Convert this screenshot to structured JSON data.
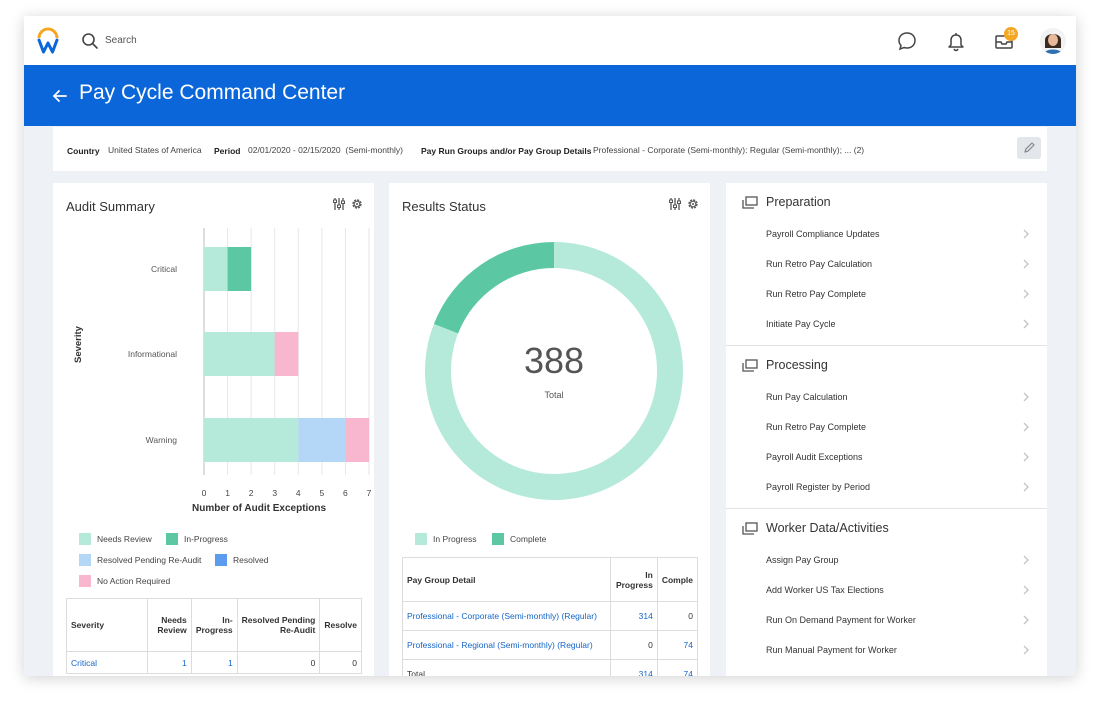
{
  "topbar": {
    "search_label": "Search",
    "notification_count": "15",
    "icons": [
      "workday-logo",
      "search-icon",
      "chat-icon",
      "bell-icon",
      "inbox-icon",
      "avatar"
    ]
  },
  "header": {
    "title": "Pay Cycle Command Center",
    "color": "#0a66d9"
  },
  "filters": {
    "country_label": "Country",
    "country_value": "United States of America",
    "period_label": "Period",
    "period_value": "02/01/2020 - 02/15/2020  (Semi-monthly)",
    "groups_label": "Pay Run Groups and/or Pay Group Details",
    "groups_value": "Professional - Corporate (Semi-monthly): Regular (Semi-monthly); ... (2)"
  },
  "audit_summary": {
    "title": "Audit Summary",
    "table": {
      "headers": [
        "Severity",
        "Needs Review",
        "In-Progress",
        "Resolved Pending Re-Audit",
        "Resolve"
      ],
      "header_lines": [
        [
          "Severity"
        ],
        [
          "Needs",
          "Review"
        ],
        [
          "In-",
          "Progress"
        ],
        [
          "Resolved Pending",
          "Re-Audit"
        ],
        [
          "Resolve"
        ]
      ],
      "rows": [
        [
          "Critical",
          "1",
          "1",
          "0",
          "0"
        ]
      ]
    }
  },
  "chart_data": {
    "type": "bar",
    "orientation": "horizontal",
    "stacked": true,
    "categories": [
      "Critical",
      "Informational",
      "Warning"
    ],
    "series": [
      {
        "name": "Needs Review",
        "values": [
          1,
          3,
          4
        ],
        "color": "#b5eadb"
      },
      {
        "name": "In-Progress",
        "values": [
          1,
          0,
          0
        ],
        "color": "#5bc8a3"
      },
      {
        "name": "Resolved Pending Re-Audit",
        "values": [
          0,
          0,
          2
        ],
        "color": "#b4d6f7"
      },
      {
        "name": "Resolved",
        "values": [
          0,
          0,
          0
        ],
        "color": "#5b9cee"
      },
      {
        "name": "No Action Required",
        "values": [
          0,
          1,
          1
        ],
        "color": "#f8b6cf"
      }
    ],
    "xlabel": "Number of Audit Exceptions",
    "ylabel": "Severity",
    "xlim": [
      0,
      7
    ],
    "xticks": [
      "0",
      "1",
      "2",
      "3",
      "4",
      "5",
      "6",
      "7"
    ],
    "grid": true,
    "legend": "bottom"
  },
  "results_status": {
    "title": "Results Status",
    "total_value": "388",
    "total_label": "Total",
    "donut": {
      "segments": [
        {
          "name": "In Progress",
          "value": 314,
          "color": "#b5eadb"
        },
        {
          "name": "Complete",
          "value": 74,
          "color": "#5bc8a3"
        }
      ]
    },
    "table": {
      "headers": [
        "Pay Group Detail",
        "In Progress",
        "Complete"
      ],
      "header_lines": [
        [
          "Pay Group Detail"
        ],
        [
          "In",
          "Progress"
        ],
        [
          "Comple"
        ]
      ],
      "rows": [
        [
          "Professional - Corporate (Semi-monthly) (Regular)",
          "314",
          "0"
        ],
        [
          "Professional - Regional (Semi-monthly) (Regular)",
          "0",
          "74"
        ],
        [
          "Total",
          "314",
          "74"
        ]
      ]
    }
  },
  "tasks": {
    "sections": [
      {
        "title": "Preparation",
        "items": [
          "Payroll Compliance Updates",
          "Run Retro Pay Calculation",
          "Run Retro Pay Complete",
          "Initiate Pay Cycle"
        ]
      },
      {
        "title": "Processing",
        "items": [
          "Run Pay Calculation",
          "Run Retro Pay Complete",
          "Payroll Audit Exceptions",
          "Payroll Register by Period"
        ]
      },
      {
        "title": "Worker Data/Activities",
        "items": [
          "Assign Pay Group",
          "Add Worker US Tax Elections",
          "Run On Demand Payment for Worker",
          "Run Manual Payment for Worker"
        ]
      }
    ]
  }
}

- _Exercise aim_
Please transcribe the material above exactly as written. Leave the pictures out.

- _In response_
Convert this screenshot to structured JSON data.
{
  "topbar": {
    "search_label": "Search",
    "notification_count": "15",
    "icons": [
      "workday-logo",
      "search-icon",
      "chat-icon",
      "bell-icon",
      "inbox-icon",
      "avatar"
    ]
  },
  "header": {
    "title": "Pay Cycle Command Center",
    "color": "#0a66d9"
  },
  "filters": {
    "country_label": "Country",
    "country_value": "United States of America",
    "period_label": "Period",
    "period_value": "02/01/2020 - 02/15/2020  (Semi-monthly)",
    "groups_label": "Pay Run Groups and/or Pay Group Details",
    "groups_value": "Professional - Corporate (Semi-monthly): Regular (Semi-monthly); ... (2)"
  },
  "audit_summary": {
    "title": "Audit Summary",
    "table": {
      "headers": [
        "Severity",
        "Needs Review",
        "In-Progress",
        "Resolved Pending Re-Audit",
        "Resolve"
      ],
      "header_lines": [
        [
          "Severity"
        ],
        [
          "Needs",
          "Review"
        ],
        [
          "In-",
          "Progress"
        ],
        [
          "Resolved Pending",
          "Re-Audit"
        ],
        [
          "Resolve"
        ]
      ],
      "rows": [
        [
          "Critical",
          "1",
          "1",
          "0",
          "0"
        ]
      ]
    }
  },
  "chart_data": {
    "type": "bar",
    "orientation": "horizontal",
    "stacked": true,
    "categories": [
      "Critical",
      "Informational",
      "Warning"
    ],
    "series": [
      {
        "name": "Needs Review",
        "values": [
          1,
          3,
          4
        ],
        "color": "#b5eadb"
      },
      {
        "name": "In-Progress",
        "values": [
          1,
          0,
          0
        ],
        "color": "#5bc8a3"
      },
      {
        "name": "Resolved Pending Re-Audit",
        "values": [
          0,
          0,
          2
        ],
        "color": "#b4d6f7"
      },
      {
        "name": "Resolved",
        "values": [
          0,
          0,
          0
        ],
        "color": "#5b9cee"
      },
      {
        "name": "No Action Required",
        "values": [
          0,
          1,
          1
        ],
        "color": "#f8b6cf"
      }
    ],
    "xlabel": "Number of Audit Exceptions",
    "ylabel": "Severity",
    "xlim": [
      0,
      7
    ],
    "xticks": [
      "0",
      "1",
      "2",
      "3",
      "4",
      "5",
      "6",
      "7"
    ],
    "grid": true,
    "legend": "bottom"
  },
  "results_status": {
    "title": "Results Status",
    "total_value": "388",
    "total_label": "Total",
    "donut": {
      "segments": [
        {
          "name": "In Progress",
          "value": 314,
          "color": "#b5eadb"
        },
        {
          "name": "Complete",
          "value": 74,
          "color": "#5bc8a3"
        }
      ]
    },
    "table": {
      "headers": [
        "Pay Group Detail",
        "In Progress",
        "Complete"
      ],
      "header_lines": [
        [
          "Pay Group Detail"
        ],
        [
          "In",
          "Progress"
        ],
        [
          "Comple"
        ]
      ],
      "rows": [
        [
          "Professional - Corporate (Semi-monthly) (Regular)",
          "314",
          "0"
        ],
        [
          "Professional - Regional (Semi-monthly) (Regular)",
          "0",
          "74"
        ],
        [
          "Total",
          "314",
          "74"
        ]
      ]
    }
  },
  "tasks": {
    "sections": [
      {
        "title": "Preparation",
        "items": [
          "Payroll Compliance Updates",
          "Run Retro Pay Calculation",
          "Run Retro Pay Complete",
          "Initiate Pay Cycle"
        ]
      },
      {
        "title": "Processing",
        "items": [
          "Run Pay Calculation",
          "Run Retro Pay Complete",
          "Payroll Audit Exceptions",
          "Payroll Register by Period"
        ]
      },
      {
        "title": "Worker Data/Activities",
        "items": [
          "Assign Pay Group",
          "Add Worker US Tax Elections",
          "Run On Demand Payment for Worker",
          "Run Manual Payment for Worker"
        ]
      }
    ]
  }
}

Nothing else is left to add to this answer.